Rewrite the data below with "screenshot" replaced by "screen capture" and everything else unchanged. Leave the pictures out of your version.

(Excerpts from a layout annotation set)
----------------------------------------
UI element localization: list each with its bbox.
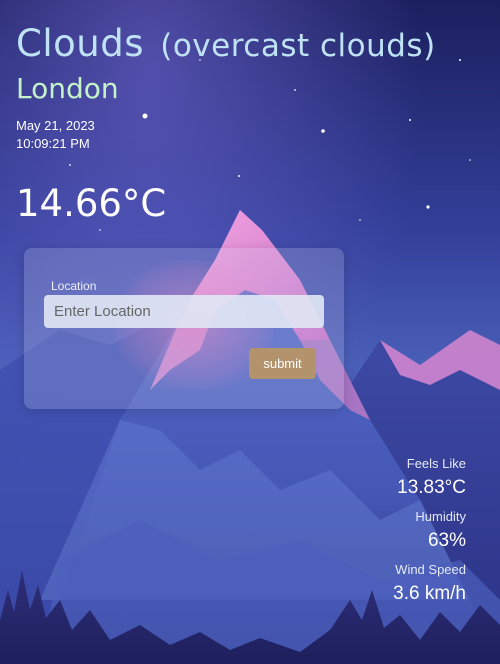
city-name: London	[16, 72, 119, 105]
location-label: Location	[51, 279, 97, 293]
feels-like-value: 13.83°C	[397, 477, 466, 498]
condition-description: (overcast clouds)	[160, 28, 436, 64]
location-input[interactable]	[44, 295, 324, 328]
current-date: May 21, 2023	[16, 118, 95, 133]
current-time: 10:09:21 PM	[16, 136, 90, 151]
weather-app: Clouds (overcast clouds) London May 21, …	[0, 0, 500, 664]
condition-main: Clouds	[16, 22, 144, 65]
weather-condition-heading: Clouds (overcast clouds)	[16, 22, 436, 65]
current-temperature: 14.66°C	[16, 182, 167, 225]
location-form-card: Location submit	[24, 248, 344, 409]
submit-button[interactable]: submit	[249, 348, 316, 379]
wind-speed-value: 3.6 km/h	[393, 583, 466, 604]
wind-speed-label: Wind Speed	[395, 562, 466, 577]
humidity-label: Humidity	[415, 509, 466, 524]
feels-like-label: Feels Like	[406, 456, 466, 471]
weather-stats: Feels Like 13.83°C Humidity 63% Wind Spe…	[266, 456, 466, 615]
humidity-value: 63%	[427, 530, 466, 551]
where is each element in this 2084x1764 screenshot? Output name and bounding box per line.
----------------------------------------
● **Expected answer**:
UI element localization: list each with its bbox.
city-name: London	[16, 72, 119, 105]
location-label: Location	[51, 279, 97, 293]
feels-like-value: 13.83°C	[397, 477, 466, 498]
condition-description: (overcast clouds)	[160, 28, 436, 64]
location-input[interactable]	[44, 295, 324, 328]
current-date: May 21, 2023	[16, 118, 95, 133]
current-time: 10:09:21 PM	[16, 136, 90, 151]
weather-app: Clouds (overcast clouds) London May 21, …	[0, 0, 500, 664]
condition-main: Clouds	[16, 22, 144, 65]
weather-condition-heading: Clouds (overcast clouds)	[16, 22, 436, 65]
current-temperature: 14.66°C	[16, 182, 167, 225]
location-form-card: Location submit	[24, 248, 344, 409]
submit-button[interactable]: submit	[249, 348, 316, 379]
wind-speed-value: 3.6 km/h	[393, 583, 466, 604]
wind-speed-label: Wind Speed	[395, 562, 466, 577]
humidity-label: Humidity	[415, 509, 466, 524]
feels-like-label: Feels Like	[406, 456, 466, 471]
weather-stats: Feels Like 13.83°C Humidity 63% Wind Spe…	[266, 456, 466, 615]
humidity-value: 63%	[427, 530, 466, 551]
where is each element in this 2084x1764 screen capture? Output name and bounding box per line.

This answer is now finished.